*WHAT THIS TASK INVOLVES*
Reproduce every entry exactly, without alteration.

*PROVIDED RECORDS*
+ + + + +

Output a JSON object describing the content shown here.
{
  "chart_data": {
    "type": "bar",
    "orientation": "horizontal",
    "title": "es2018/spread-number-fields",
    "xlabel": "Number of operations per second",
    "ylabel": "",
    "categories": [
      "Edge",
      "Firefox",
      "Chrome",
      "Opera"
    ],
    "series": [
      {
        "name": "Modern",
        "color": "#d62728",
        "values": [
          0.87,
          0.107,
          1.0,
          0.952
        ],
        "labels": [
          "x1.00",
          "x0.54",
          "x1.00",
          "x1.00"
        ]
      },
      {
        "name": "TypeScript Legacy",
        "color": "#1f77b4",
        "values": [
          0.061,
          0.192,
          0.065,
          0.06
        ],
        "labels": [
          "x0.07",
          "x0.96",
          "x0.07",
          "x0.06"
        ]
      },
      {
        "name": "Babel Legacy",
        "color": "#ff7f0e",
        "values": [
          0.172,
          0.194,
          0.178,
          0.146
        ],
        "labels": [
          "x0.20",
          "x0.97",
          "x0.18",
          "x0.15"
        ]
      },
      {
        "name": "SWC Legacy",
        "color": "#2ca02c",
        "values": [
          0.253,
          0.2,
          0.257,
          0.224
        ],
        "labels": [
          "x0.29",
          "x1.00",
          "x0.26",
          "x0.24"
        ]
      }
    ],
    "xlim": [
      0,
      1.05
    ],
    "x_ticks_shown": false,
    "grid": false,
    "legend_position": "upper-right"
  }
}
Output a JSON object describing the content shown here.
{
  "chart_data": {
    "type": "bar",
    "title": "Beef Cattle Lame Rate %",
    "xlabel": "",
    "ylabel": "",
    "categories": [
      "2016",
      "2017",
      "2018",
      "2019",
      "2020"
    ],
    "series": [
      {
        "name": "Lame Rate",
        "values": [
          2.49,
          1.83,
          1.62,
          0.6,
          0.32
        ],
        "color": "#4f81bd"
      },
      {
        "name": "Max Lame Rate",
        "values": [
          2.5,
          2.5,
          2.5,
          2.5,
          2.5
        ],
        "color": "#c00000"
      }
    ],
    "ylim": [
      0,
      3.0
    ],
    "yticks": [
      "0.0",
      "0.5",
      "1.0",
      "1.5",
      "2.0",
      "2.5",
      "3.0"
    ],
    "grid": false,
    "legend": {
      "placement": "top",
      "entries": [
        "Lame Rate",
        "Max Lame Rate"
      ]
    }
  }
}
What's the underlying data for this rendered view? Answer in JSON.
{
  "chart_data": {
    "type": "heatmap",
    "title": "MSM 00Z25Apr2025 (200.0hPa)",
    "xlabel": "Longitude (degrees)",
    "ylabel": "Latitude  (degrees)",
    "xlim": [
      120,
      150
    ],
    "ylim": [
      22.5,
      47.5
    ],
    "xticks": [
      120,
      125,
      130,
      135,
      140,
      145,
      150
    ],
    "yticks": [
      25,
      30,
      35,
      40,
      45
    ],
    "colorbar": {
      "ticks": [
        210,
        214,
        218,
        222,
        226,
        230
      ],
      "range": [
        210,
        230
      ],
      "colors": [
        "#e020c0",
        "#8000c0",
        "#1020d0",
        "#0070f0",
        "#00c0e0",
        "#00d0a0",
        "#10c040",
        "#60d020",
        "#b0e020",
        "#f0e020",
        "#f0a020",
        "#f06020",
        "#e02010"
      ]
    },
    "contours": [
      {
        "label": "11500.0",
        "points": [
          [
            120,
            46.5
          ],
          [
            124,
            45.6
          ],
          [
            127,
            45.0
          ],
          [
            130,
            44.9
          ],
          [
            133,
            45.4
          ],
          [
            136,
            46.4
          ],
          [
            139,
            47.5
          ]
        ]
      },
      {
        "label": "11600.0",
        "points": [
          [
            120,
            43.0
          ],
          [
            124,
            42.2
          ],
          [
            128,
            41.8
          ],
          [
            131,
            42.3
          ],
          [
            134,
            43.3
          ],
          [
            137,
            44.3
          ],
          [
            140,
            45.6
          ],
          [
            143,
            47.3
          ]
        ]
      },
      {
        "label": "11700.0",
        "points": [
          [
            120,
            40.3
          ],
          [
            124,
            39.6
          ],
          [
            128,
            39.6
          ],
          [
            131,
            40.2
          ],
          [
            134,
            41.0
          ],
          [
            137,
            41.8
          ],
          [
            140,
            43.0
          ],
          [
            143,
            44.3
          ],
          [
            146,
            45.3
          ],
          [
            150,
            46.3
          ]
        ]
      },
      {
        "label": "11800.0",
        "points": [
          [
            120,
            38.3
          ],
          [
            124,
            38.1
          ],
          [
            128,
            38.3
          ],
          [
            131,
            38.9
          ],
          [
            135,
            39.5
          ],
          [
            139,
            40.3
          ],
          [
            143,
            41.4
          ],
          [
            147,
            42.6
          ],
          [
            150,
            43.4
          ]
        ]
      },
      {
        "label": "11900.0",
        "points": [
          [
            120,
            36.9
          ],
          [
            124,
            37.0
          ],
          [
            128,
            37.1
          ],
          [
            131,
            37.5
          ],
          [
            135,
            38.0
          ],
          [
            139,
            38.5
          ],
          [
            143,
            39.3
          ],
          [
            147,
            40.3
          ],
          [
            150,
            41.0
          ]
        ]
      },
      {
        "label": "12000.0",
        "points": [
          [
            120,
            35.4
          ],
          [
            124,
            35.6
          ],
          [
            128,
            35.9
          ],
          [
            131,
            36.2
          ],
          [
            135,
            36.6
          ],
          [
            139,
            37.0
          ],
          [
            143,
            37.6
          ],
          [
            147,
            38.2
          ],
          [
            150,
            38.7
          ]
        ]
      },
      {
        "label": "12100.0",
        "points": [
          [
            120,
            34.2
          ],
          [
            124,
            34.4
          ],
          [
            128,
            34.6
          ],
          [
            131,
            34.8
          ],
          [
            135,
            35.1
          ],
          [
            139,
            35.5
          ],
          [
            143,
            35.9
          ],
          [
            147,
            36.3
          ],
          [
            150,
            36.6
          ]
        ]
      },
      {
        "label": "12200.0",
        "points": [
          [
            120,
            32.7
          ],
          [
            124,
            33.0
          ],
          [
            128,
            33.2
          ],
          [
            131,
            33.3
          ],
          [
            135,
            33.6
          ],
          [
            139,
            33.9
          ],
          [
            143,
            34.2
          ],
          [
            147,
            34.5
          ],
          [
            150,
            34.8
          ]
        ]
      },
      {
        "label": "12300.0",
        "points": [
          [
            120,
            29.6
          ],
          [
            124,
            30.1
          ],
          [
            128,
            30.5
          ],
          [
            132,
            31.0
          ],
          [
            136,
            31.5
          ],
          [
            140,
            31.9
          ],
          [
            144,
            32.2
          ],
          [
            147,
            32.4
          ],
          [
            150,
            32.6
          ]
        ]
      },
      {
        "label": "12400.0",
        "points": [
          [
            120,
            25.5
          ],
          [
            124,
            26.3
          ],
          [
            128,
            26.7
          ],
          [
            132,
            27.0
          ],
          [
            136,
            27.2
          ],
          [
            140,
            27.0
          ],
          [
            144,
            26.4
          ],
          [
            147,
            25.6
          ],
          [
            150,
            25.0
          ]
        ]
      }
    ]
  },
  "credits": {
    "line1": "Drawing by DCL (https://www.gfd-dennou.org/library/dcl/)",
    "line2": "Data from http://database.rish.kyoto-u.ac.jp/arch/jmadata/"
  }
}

+ + + + +

*FINISHED TASK*
Output a JSON object describing the content shown here.
{
  "chart_data": {
    "type": "bar",
    "orientation": "horizontal",
    "title": "es2018/spread-number-fields",
    "xlabel": "Number of operations per second",
    "ylabel": "",
    "categories": [
      "Edge",
      "Firefox",
      "Chrome",
      "Opera"
    ],
    "series": [
      {
        "name": "Modern",
        "color": "#d62728",
        "values": [
          0.87,
          0.107,
          1.0,
          0.952
        ],
        "labels": [
          "x1.00",
          "x0.54",
          "x1.00",
          "x1.00"
        ]
      },
      {
        "name": "TypeScript Legacy",
        "color": "#1f77b4",
        "values": [
          0.061,
          0.192,
          0.065,
          0.06
        ],
        "labels": [
          "x0.07",
          "x0.96",
          "x0.07",
          "x0.06"
        ]
      },
      {
        "name": "Babel Legacy",
        "color": "#ff7f0e",
        "values": [
          0.172,
          0.194,
          0.178,
          0.146
        ],
        "labels": [
          "x0.20",
          "x0.97",
          "x0.18",
          "x0.15"
        ]
      },
      {
        "name": "SWC Legacy",
        "color": "#2ca02c",
        "values": [
          0.253,
          0.2,
          0.257,
          0.224
        ],
        "labels": [
          "x0.29",
          "x1.00",
          "x0.26",
          "x0.24"
        ]
      }
    ],
    "xlim": [
      0,
      1.05
    ],
    "x_ticks_shown": false,
    "grid": false,
    "legend_position": "upper-right"
  }
}
Output a JSON object describing the content shown here.
{
  "chart_data": {
    "type": "bar",
    "title": "Beef Cattle Lame Rate %",
    "xlabel": "",
    "ylabel": "",
    "categories": [
      "2016",
      "2017",
      "2018",
      "2019",
      "2020"
    ],
    "series": [
      {
        "name": "Lame Rate",
        "values": [
          2.49,
          1.83,
          1.62,
          0.6,
          0.32
        ],
        "color": "#4f81bd"
      },
      {
        "name": "Max Lame Rate",
        "values": [
          2.5,
          2.5,
          2.5,
          2.5,
          2.5
        ],
        "color": "#c00000"
      }
    ],
    "ylim": [
      0,
      3.0
    ],
    "yticks": [
      "0.0",
      "0.5",
      "1.0",
      "1.5",
      "2.0",
      "2.5",
      "3.0"
    ],
    "grid": false,
    "legend": {
      "placement": "top",
      "entries": [
        "Lame Rate",
        "Max Lame Rate"
      ]
    }
  }
}
What's the underlying data for this rendered view? Answer in JSON.
{
  "chart_data": {
    "type": "heatmap",
    "title": "MSM 00Z25Apr2025 (200.0hPa)",
    "xlabel": "Longitude (degrees)",
    "ylabel": "Latitude  (degrees)",
    "xlim": [
      120,
      150
    ],
    "ylim": [
      22.5,
      47.5
    ],
    "xticks": [
      120,
      125,
      130,
      135,
      140,
      145,
      150
    ],
    "yticks": [
      25,
      30,
      35,
      40,
      45
    ],
    "colorbar": {
      "ticks": [
        210,
        214,
        218,
        222,
        226,
        230
      ],
      "range": [
        210,
        230
      ],
      "colors": [
        "#e020c0",
        "#8000c0",
        "#1020d0",
        "#0070f0",
        "#00c0e0",
        "#00d0a0",
        "#10c040",
        "#60d020",
        "#b0e020",
        "#f0e020",
        "#f0a020",
        "#f06020",
        "#e02010"
      ]
    },
    "contours": [
      {
        "label": "11500.0",
        "points": [
          [
            120,
            46.5
          ],
          [
            124,
            45.6
          ],
          [
            127,
            45.0
          ],
          [
            130,
            44.9
          ],
          [
            133,
            45.4
          ],
          [
            136,
            46.4
          ],
          [
            139,
            47.5
          ]
        ]
      },
      {
        "label": "11600.0",
        "points": [
          [
            120,
            43.0
          ],
          [
            124,
            42.2
          ],
          [
            128,
            41.8
          ],
          [
            131,
            42.3
          ],
          [
            134,
            43.3
          ],
          [
            137,
            44.3
          ],
          [
            140,
            45.6
          ],
          [
            143,
            47.3
          ]
        ]
      },
      {
        "label": "11700.0",
        "points": [
          [
            120,
            40.3
          ],
          [
            124,
            39.6
          ],
          [
            128,
            39.6
          ],
          [
            131,
            40.2
          ],
          [
            134,
            41.0
          ],
          [
            137,
            41.8
          ],
          [
            140,
            43.0
          ],
          [
            143,
            44.3
          ],
          [
            146,
            45.3
          ],
          [
            150,
            46.3
          ]
        ]
      },
      {
        "label": "11800.0",
        "points": [
          [
            120,
            38.3
          ],
          [
            124,
            38.1
          ],
          [
            128,
            38.3
          ],
          [
            131,
            38.9
          ],
          [
            135,
            39.5
          ],
          [
            139,
            40.3
          ],
          [
            143,
            41.4
          ],
          [
            147,
            42.6
          ],
          [
            150,
            43.4
          ]
        ]
      },
      {
        "label": "11900.0",
        "points": [
          [
            120,
            36.9
          ],
          [
            124,
            37.0
          ],
          [
            128,
            37.1
          ],
          [
            131,
            37.5
          ],
          [
            135,
            38.0
          ],
          [
            139,
            38.5
          ],
          [
            143,
            39.3
          ],
          [
            147,
            40.3
          ],
          [
            150,
            41.0
          ]
        ]
      },
      {
        "label": "12000.0",
        "points": [
          [
            120,
            35.4
          ],
          [
            124,
            35.6
          ],
          [
            128,
            35.9
          ],
          [
            131,
            36.2
          ],
          [
            135,
            36.6
          ],
          [
            139,
            37.0
          ],
          [
            143,
            37.6
          ],
          [
            147,
            38.2
          ],
          [
            150,
            38.7
          ]
        ]
      },
      {
        "label": "12100.0",
        "points": [
          [
            120,
            34.2
          ],
          [
            124,
            34.4
          ],
          [
            128,
            34.6
          ],
          [
            131,
            34.8
          ],
          [
            135,
            35.1
          ],
          [
            139,
            35.5
          ],
          [
            143,
            35.9
          ],
          [
            147,
            36.3
          ],
          [
            150,
            36.6
          ]
        ]
      },
      {
        "label": "12200.0",
        "points": [
          [
            120,
            32.7
          ],
          [
            124,
            33.0
          ],
          [
            128,
            33.2
          ],
          [
            131,
            33.3
          ],
          [
            135,
            33.6
          ],
          [
            139,
            33.9
          ],
          [
            143,
            34.2
          ],
          [
            147,
            34.5
          ],
          [
            150,
            34.8
          ]
        ]
      },
      {
        "label": "12300.0",
        "points": [
          [
            120,
            29.6
          ],
          [
            124,
            30.1
          ],
          [
            128,
            30.5
          ],
          [
            132,
            31.0
          ],
          [
            136,
            31.5
          ],
          [
            140,
            31.9
          ],
          [
            144,
            32.2
          ],
          [
            147,
            32.4
          ],
          [
            150,
            32.6
          ]
        ]
      },
      {
        "label": "12400.0",
        "points": [
          [
            120,
            25.5
          ],
          [
            124,
            26.3
          ],
          [
            128,
            26.7
          ],
          [
            132,
            27.0
          ],
          [
            136,
            27.2
          ],
          [
            140,
            27.0
          ],
          [
            144,
            26.4
          ],
          [
            147,
            25.6
          ],
          [
            150,
            25.0
          ]
        ]
      }
    ]
  },
  "credits": {
    "line1": "Drawing by DCL (https://www.gfd-dennou.org/library/dcl/)",
    "line2": "Data from http://database.rish.kyoto-u.ac.jp/arch/jmadata/"
  }
}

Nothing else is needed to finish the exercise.